# PROVIDED RECORDS

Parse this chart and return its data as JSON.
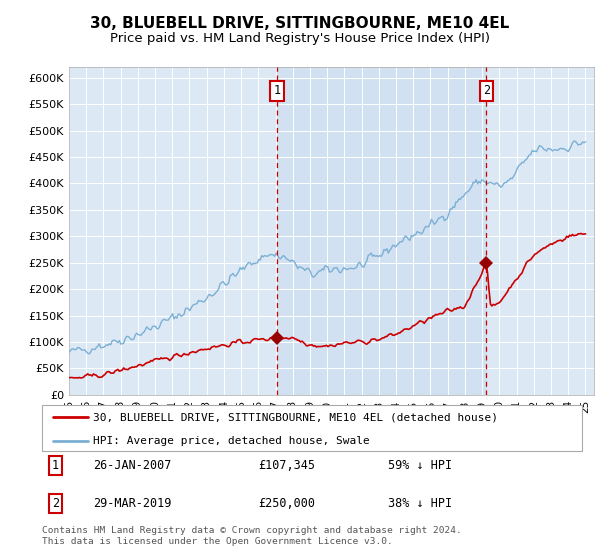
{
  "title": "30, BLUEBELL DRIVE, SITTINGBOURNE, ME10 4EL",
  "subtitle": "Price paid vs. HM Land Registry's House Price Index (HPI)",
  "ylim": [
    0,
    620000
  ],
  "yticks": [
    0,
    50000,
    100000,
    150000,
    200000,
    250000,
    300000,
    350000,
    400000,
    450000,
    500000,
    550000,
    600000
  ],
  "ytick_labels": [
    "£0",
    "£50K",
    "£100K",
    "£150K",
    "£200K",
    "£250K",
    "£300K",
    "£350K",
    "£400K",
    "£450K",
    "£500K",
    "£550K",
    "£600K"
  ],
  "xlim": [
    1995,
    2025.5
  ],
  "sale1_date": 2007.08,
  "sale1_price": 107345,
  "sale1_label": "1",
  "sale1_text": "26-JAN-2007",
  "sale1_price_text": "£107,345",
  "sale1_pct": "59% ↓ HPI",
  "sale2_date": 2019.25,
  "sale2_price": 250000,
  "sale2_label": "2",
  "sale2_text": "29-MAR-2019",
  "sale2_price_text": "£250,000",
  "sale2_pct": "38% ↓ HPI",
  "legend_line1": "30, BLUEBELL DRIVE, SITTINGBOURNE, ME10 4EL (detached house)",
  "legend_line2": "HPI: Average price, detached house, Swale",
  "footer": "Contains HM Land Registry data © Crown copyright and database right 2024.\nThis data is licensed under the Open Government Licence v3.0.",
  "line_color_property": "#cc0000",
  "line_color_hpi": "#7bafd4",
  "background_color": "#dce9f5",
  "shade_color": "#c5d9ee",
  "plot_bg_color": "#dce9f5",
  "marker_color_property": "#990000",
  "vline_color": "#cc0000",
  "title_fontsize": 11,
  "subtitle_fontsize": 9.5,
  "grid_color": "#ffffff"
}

# GIVEN REQUEST
Give only the number of lines in the material above where the string "data" appears.

# ANSWER BELOW
2